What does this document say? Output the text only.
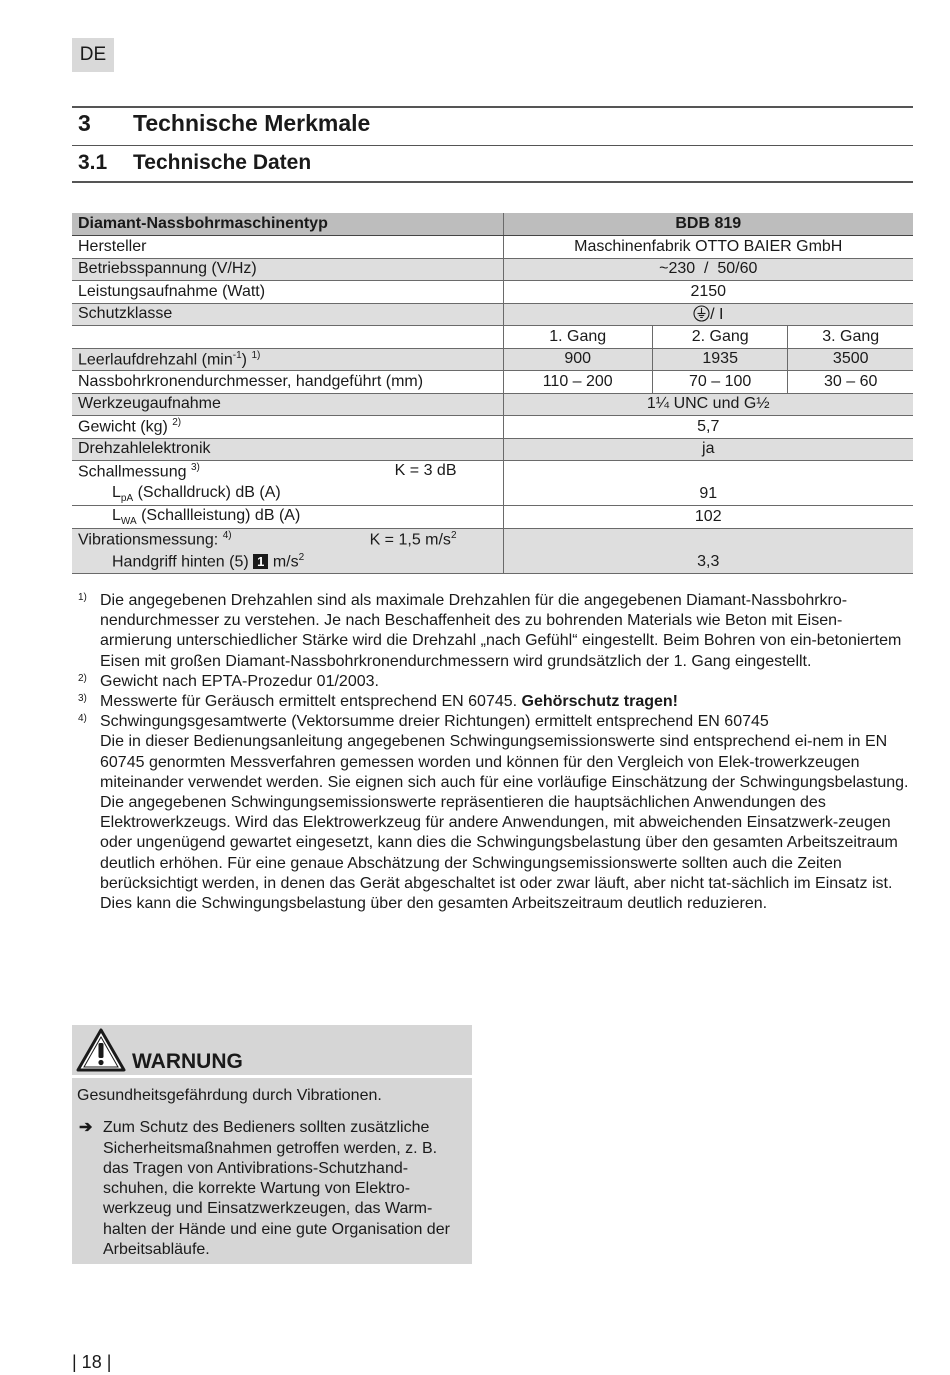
DE
3 Technische Merkmale
3.1 Technische Daten
Diamant-Nassbohrmaschinentyp	BDB 819		
Hersteller	Maschinenfabrik OTTO BAIER GmbH		
Betriebsspannung (V/Hz)	~230  /  50/60		
Leistungsaufnahme (Watt)	2150		
Schutzklasse	/ I		
	1. Gang	2. Gang	3. Gang
Leerlaufdrehzahl $(\min^{-1})$ $^{1)}$	900	1935	3500
Nassbohrkronendurchmesser, handgeführt (mm)	110 – 200	70 – 100	30 – 60
Werkzeugaufnahme	1¼ UNC und G½		
Gewicht (kg) $^{2)}$	5,7		
Drehzahlelektronik	ja		
Schallmessung $^{3)}$ K = 3 dB			

$L_{pA}$ (Schalldruck) dB (A)	91		
$L_{WA}$ (Schallleistung) dB (A)	102		
Vibrationsmessung: $^{4)}$ K = 1,5 $m/s^2$

Handgriff hinten (5) 1 $m/s^2$	3,3		
1) Die angegebenen Drehzahlen sind als maximale Drehzahlen für die angegebenen Diamant-Nassbohrkro-nendurchmesser zu verstehen. Je nach Beschaffenheit des zu bohrenden Materials wie Beton mit Eisen-armierung unterschiedlicher Stärke wird die Drehzahl „nach Gefühl“ eingestellt. Beim Bohren von ein-betoniertem Eisen mit großen Diamant-Nassbohrkronendurchmessern wird grundsätzlich der 1. Gang eingestellt.
2) Gewicht nach EPTA-Prozedur 01/2003.
3) Messwerte für Geräusch ermittelt entsprechend EN 60745. Gehörschutz tragen!
4) Schwingungsgesamtwerte (Vektorsumme dreier Richtungen) ermittelt entsprechend EN 60745
Die in dieser Bedienungsanleitung angegebenen Schwingungsemissionswerte sind entsprechend ei-nem in EN 60745 genormten Messverfahren gemessen worden und können für den Vergleich von Elek-trowerkzeugen miteinander verwendet werden. Sie eignen sich auch für eine vorläufige Einschätzung der Schwingungsbelastung.
Die angegebenen Schwingungsemissionswerte repräsentieren die hauptsächlichen Anwendungen des Elektrowerkzeugs. Wird das Elektrowerkzeug für andere Anwendungen, mit abweichenden Einsatzwerk-zeugen oder ungenügend gewartet eingesetzt, kann dies die Schwingungsbelastung über den gesamten Arbeitszeitraum deutlich erhöhen. Für eine genaue Abschätzung der Schwingungsemissionswerte sollten auch die Zeiten berücksichtigt werden, in denen das Gerät abgeschaltet ist oder zwar läuft, aber nicht tat-sächlich im Einsatz ist. Dies kann die Schwingungsbelastung über den gesamten Arbeitszeitraum deutlich reduzieren.
WARNUNG
Gesundheitsgefährdung durch Vibrationen.
➔ Zum Schutz des Bedieners sollten zusätzliche Sicherheitsmaßnahmen getroffen werden, z. B. das Tragen von Antivibrations-Schutzhand-schuhen, die korrekte Wartung von Elektro-werkzeug und Einsatzwerkzeugen, das Warm-halten der Hände und eine gute Organisation der Arbeitsabläufe.
| 18 |
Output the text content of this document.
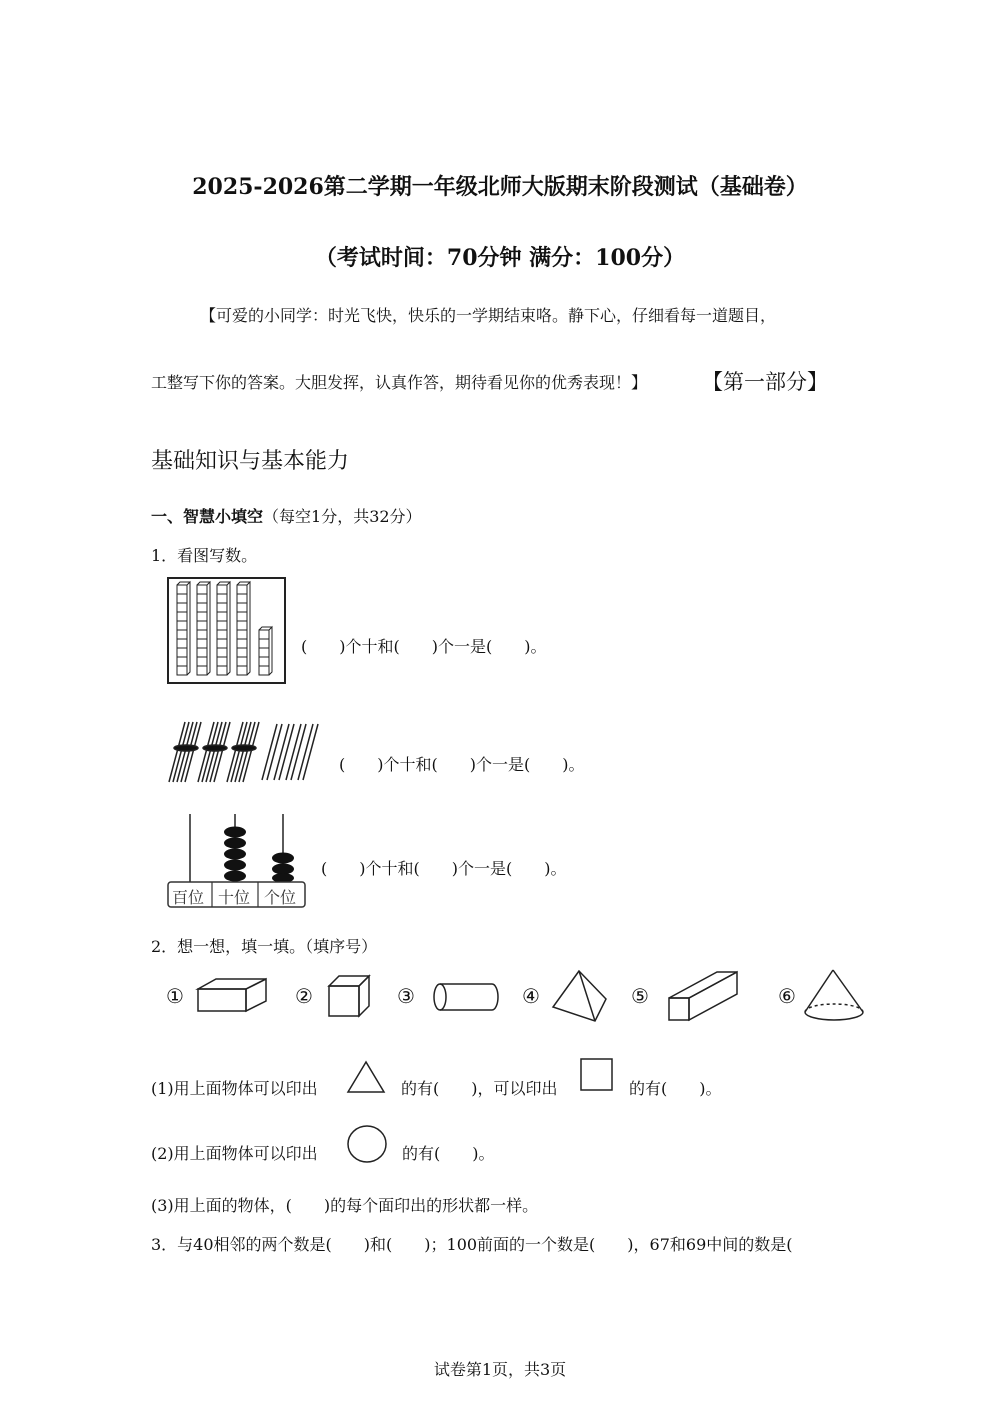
2025-2026第二学期一年级北师大版期末阶段测试（基础卷）
（考试时间：70分钟 满分：100分）
【可爱的小同学：时光飞快，快乐的一学期结束咯。静下心，仔细看每一道题目，
工整写下你的答案。大胆发挥，认真作答，期待看见你的优秀表现！】	【第一部分】
基础知识与基本能力
一、智慧小填空（每空1分，共32分）
1．看图写数。
(　　)个十和(　　)个一是(　　)。
(　　)个十和(　　)个一是(　　)。
百位 十位 个位
(　　)个十和(　　)个一是(　　)。
2．想一想，填一填。（填序号）
①	②	③	④	⑤	⑥
(1)用上面物体可以印出	的有(　　)，可以印出	的有(　　)。
(2)用上面物体可以印出	的有(　　)。
(3)用上面的物体，(　　)的每个面印出的形状都一样。
3．与40相邻的两个数是(　　)和(　　)；100前面的一个数是(　　)，67和69中间的数是(
试卷第1页，共3页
_ _ _
▶ [WHAT THIS TASK INVOLVES]: Extract every line of the records above that contains the word "ermittelt".

▶ [EXERCISE SOLUTION]:
3) Messwerte für Geräusch ermittelt entsprechend EN 60745. Gehörschutz tragen!
4) Schwingungsgesamtwerte (Vektorsumme dreier Richtungen) ermittelt entsprechend EN 60745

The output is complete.